:: Instructions to follow ::
Show all lines of the listing that hold the word "color".

:: Data section ::
········

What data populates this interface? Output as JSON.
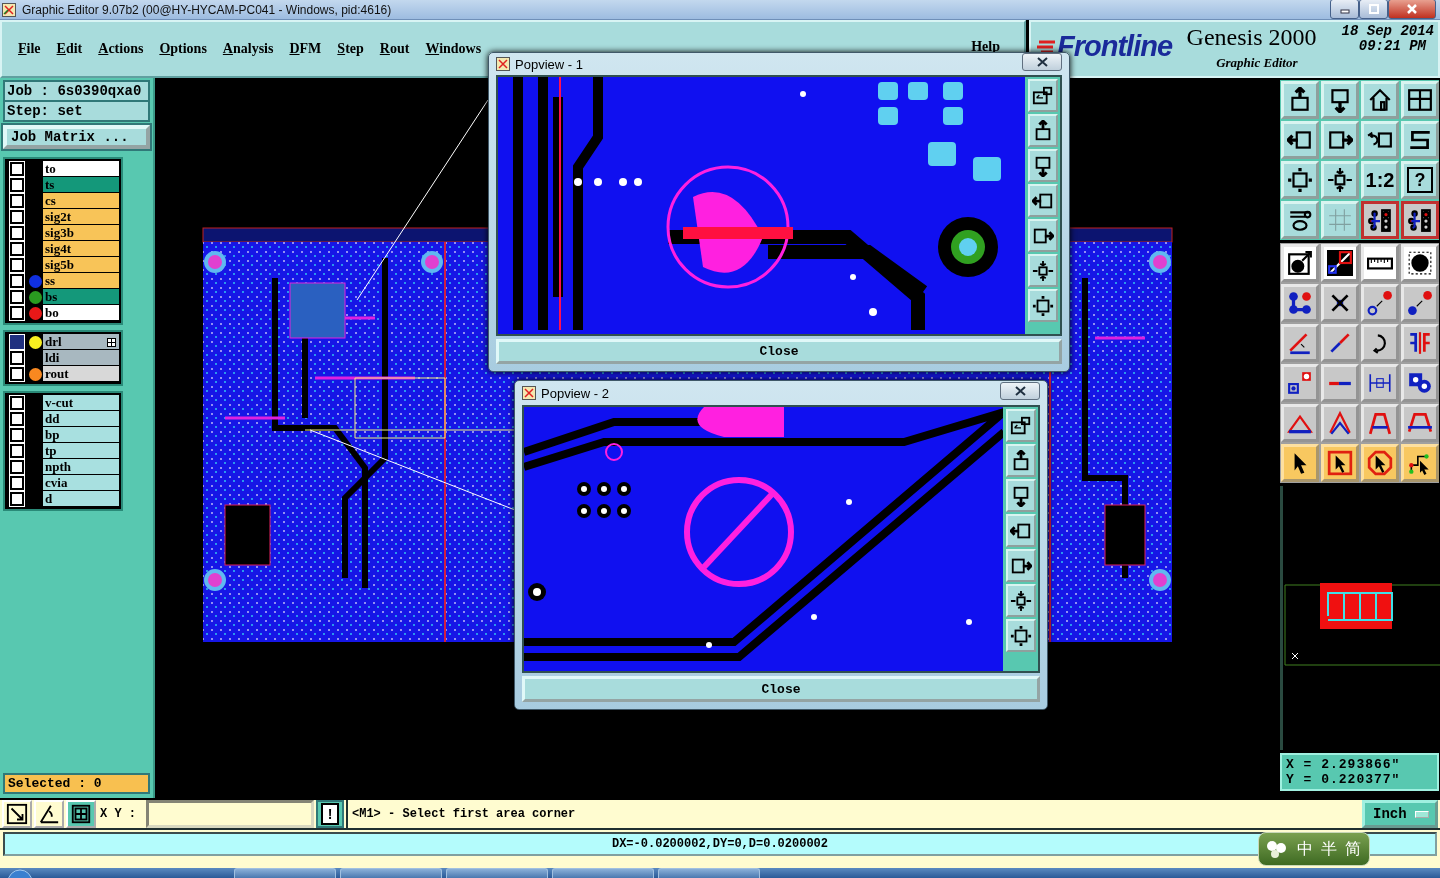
{
  "window": {
    "title": "Graphic Editor 9.07b2 (00@HY-HYCAM-PC041 - Windows, pid:4616)"
  },
  "menu": [
    "File",
    "Edit",
    "Actions",
    "Options",
    "Analysis",
    "DFM",
    "Step",
    "Rout",
    "Windows",
    "Help"
  ],
  "branding": {
    "logo": "Frontline",
    "product": "Genesis 2000",
    "subtitle": "Graphic Editor",
    "date": "18 Sep 2014",
    "time": "09:21 PM"
  },
  "job": {
    "job": "Job : 6s0390qxa0",
    "step": "Step: set",
    "matrix_button": "Job Matrix ..."
  },
  "layer_groups": [
    [
      {
        "name": "to",
        "kind": "silk",
        "active": false
      },
      {
        "name": "ts",
        "kind": "mask",
        "active": false
      },
      {
        "name": "cs",
        "kind": "signal",
        "active": false
      },
      {
        "name": "sig2t",
        "kind": "signal",
        "active": false
      },
      {
        "name": "sig3b",
        "kind": "signal",
        "active": false
      },
      {
        "name": "sig4t",
        "kind": "signal",
        "active": false
      },
      {
        "name": "sig5b",
        "kind": "signal",
        "active": false
      },
      {
        "name": "ss",
        "kind": "signal",
        "color": "#1030e0",
        "active": false
      },
      {
        "name": "bs",
        "kind": "mask",
        "color": "#2a9a20",
        "active": false
      },
      {
        "name": "bo",
        "kind": "silk",
        "color": "#e81818",
        "active": false
      }
    ],
    [
      {
        "name": "drl",
        "kind": "drill",
        "color": "#f8f020",
        "active": true
      },
      {
        "name": "ldi",
        "kind": "drill",
        "active": false
      },
      {
        "name": "rout",
        "kind": "rout",
        "color": "#f88820",
        "active": false
      }
    ],
    [
      {
        "name": "v-cut",
        "kind": "document",
        "active": false
      },
      {
        "name": "dd",
        "kind": "document",
        "active": false
      },
      {
        "name": "bp",
        "kind": "document",
        "active": false
      },
      {
        "name": "tp",
        "kind": "document",
        "active": false
      },
      {
        "name": "npth",
        "kind": "document",
        "active": false
      },
      {
        "name": "cvia",
        "kind": "document",
        "active": false
      },
      {
        "name": "d",
        "kind": "document",
        "active": false
      }
    ]
  ],
  "selected": "Selected : 0",
  "toolbar_texts": {
    "ratio": "1:2",
    "help": "?"
  },
  "popviews": [
    {
      "title": "Popview - 1",
      "close": "Close"
    },
    {
      "title": "Popview - 2",
      "close": "Close"
    }
  ],
  "coords": {
    "x": "X = 2.293866\"",
    "y": "Y = 0.220377\""
  },
  "command": {
    "xy_label": "X Y :",
    "info": "!",
    "message": "<M1> - Select first area corner",
    "units": "Inch"
  },
  "status": "DX=-0.0200002,DY=0,D=0.0200002",
  "ime": [
    "中",
    "半",
    "简"
  ]
}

········

:: Solution to this problem ::
        "color": "#1030e0",
        "color": "#2a9a20",
        "color": "#e81818",
        "color": "#f8f020",
        "color": "#f88820",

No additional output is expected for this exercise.